(Dataset entries)
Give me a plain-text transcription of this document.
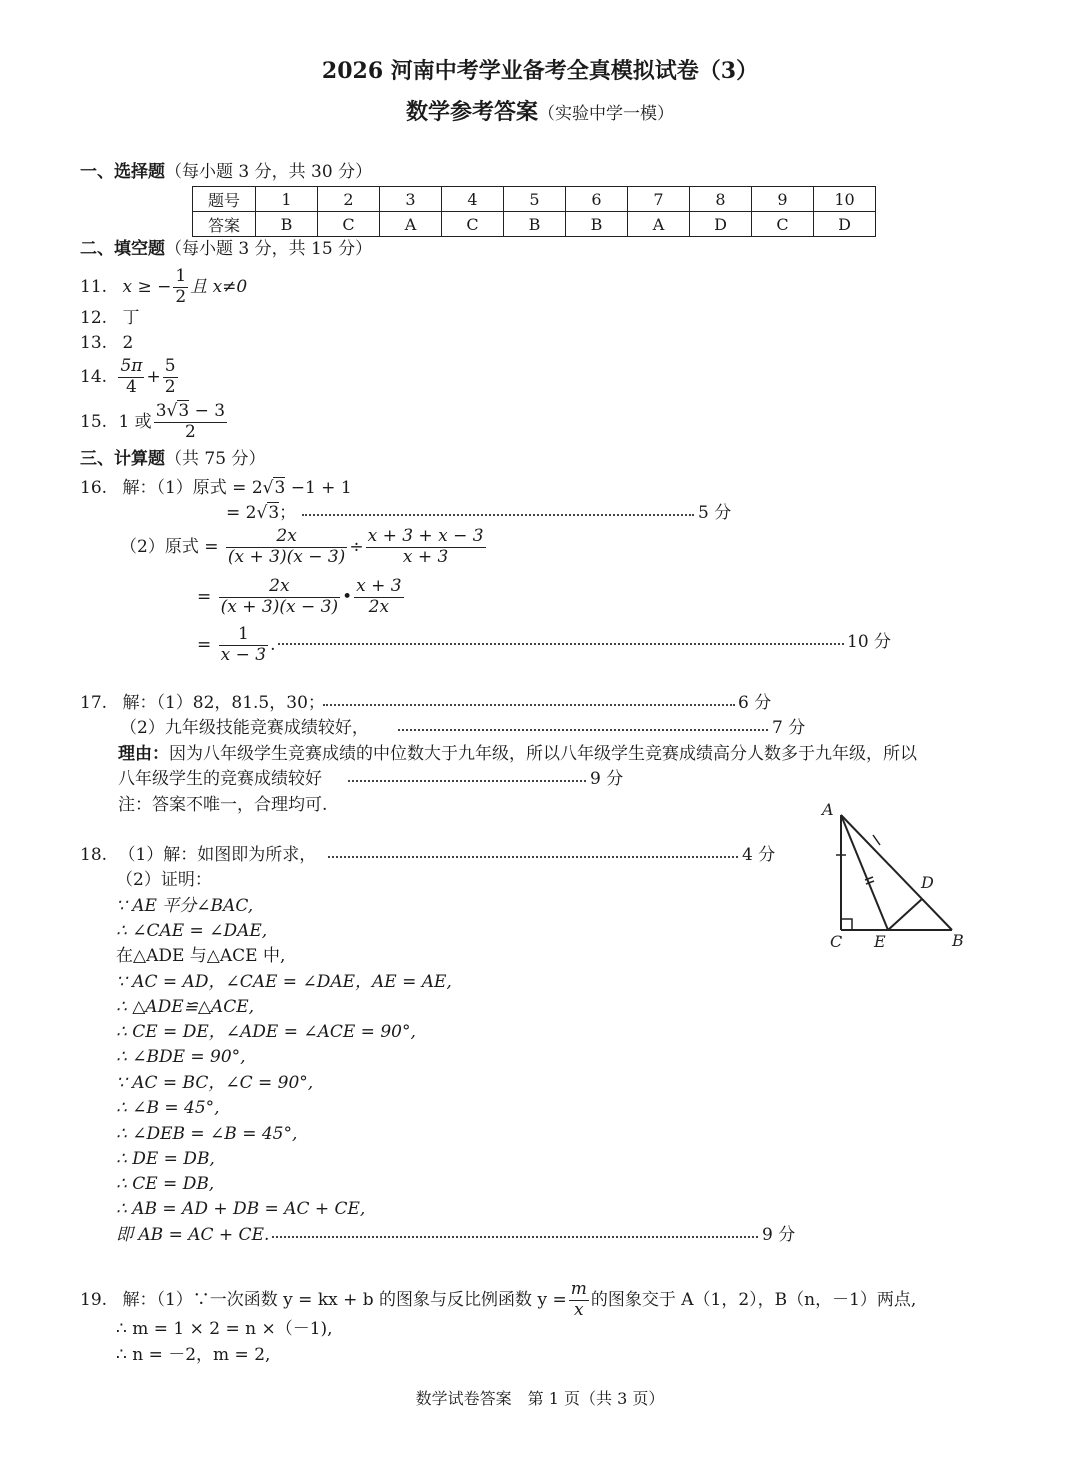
2026 河南中考学业备考全真模拟试卷（3）
数学参考答案（实验中学一模）
一、选择题（每小题 3 分，共 30 分）
题号	1	2	3	4	5	6	7	8	9	10
答案	B	C	A	C	B	B	A	D	C	D
二、填空题（每小题 3 分，共 15 分）
11. x ≥ − $\frac{1}{2}$ 且 x≠0
12. 丁
13. 2
14. $\frac{5\pi}{4} + \frac{5}{2}$
15. 1 或 $\frac{3√3 - 3}{2}$
三、计算题（共 75 分）
16. 解：（1）原式 = 2√3 −1 + 1
= 2√3；	5 分
（2）原式 = $\frac{2x}{(x + 3)(x - 3)} \div \frac{x + 3 + x - 3}{x + 3}$
= $\frac{2x}{(x + 3)(x - 3)}$ • $\frac{x + 3}{2x}$
= $\frac{1}{x - 3}$ .	10 分
17. 解：（1）82，81.5，30；	6 分
（2）九年级技能竞赛成绩较好，	7 分
理由：因为八年级学生竞赛成绩的中位数大于九年级，所以八年级学生竞赛成绩高分人数多于九年级，所以
八年级学生的竞赛成绩较好	9 分
注：答案不唯一，合理均可.
18. （1）解：如图即为所求，	4 分
（2）证明：
∵ AE 平分∠BAC,
∴ ∠CAE = ∠DAE,
在△ADE 与△ACE 中,
∵ AC = AD，∠CAE = ∠DAE，AE = AE,
∴ △ADE≌△ACE,
∴ CE = DE，∠ADE = ∠ACE = 90°,
∴ ∠BDE = 90°,
∵ AC = BC，∠C = 90°,
∴ ∠B = 45°,
∴ ∠DEB = ∠B = 45°,
∴ DE = DB,
∴ CE = DB,
∴ AB = AD + DB = AC + CE,
即 AB = AC + CE.	9 分
A
C E	B
D
19. 解：（1）∵一次函数 y = kx + b 的图象与反比例函数 $y = \frac{m}{x}$ 的图象交于 A（1，2），B（n，－1）两点,
∴ m = 1 × 2 = n ×（－1),
∴ n = －2，m = 2,
数学试卷答案　第 1 页（共 3 页）
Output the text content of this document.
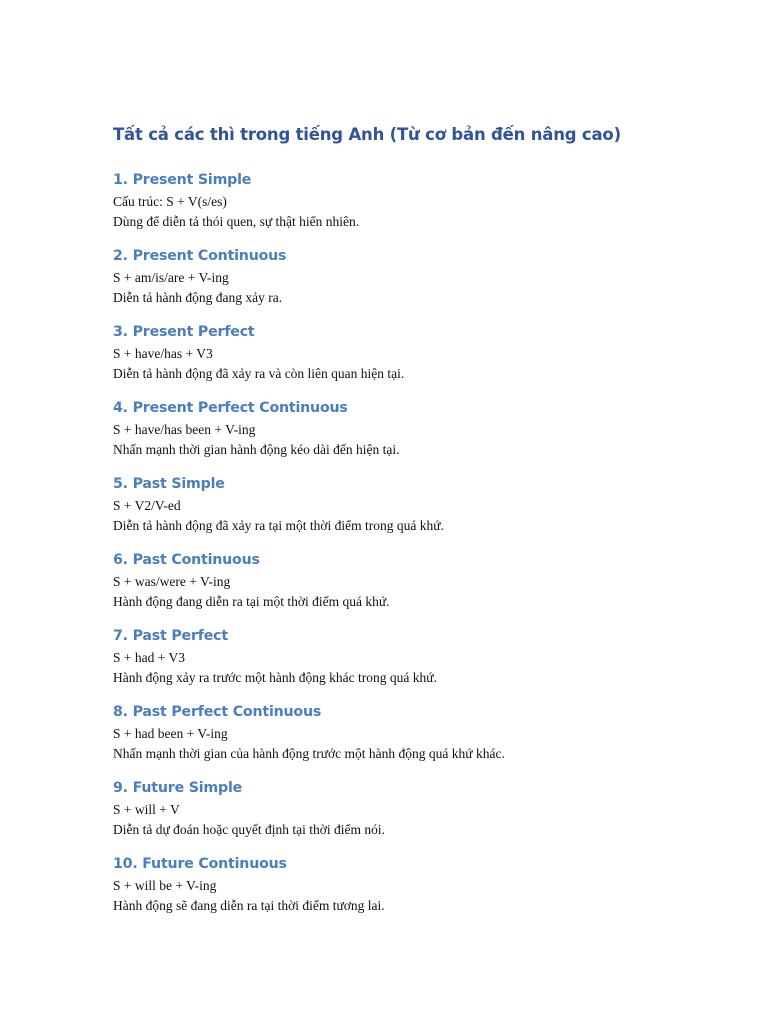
Tất cả các thì trong tiếng Anh (Từ cơ bản đến nâng cao)
1. Present Simple

Cấu trúc: S + V(s/es)

Dùng để diễn tả thói quen, sự thật hiển nhiên.

2. Present Continuous

S + am/is/are + V-ing

Diễn tả hành động đang xảy ra.

3. Present Perfect

S + have/has + V3

Diễn tả hành động đã xảy ra và còn liên quan hiện tại.

4. Present Perfect Continuous

S + have/has been + V-ing

Nhấn mạnh thời gian hành động kéo dài đến hiện tại.

5. Past Simple

S + V2/V-ed

Diễn tả hành động đã xảy ra tại một thời điểm trong quá khứ.

6. Past Continuous

S + was/were + V-ing

Hành động đang diễn ra tại một thời điểm quá khứ.

7. Past Perfect

S + had + V3

Hành động xảy ra trước một hành động khác trong quá khứ.

8. Past Perfect Continuous

S + had been + V-ing

Nhấn mạnh thời gian của hành động trước một hành động quá khứ khác.

9. Future Simple

S + will + V

Diễn tả dự đoán hoặc quyết định tại thời điểm nói.

10. Future Continuous

S + will be + V-ing

Hành động sẽ đang diễn ra tại thời điểm tương lai.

DO THIS:
Write out word for word every line from the line with "Output the text content of this document." through the final line of the records, both included, skipping the pictures.

EXERCISE RESULT:
Output the text content of this document.
Tất cả các thì trong tiếng Anh (Từ cơ bản đến nâng cao)
1. Present Simple

Cấu trúc: S + V(s/es)

Dùng để diễn tả thói quen, sự thật hiển nhiên.

2. Present Continuous

S + am/is/are + V-ing

Diễn tả hành động đang xảy ra.

3. Present Perfect

S + have/has + V3

Diễn tả hành động đã xảy ra và còn liên quan hiện tại.

4. Present Perfect Continuous

S + have/has been + V-ing

Nhấn mạnh thời gian hành động kéo dài đến hiện tại.

5. Past Simple

S + V2/V-ed

Diễn tả hành động đã xảy ra tại một thời điểm trong quá khứ.

6. Past Continuous

S + was/were + V-ing

Hành động đang diễn ra tại một thời điểm quá khứ.

7. Past Perfect

S + had + V3

Hành động xảy ra trước một hành động khác trong quá khứ.

8. Past Perfect Continuous

S + had been + V-ing

Nhấn mạnh thời gian của hành động trước một hành động quá khứ khác.

9. Future Simple

S + will + V

Diễn tả dự đoán hoặc quyết định tại thời điểm nói.

10. Future Continuous

S + will be + V-ing

Hành động sẽ đang diễn ra tại thời điểm tương lai.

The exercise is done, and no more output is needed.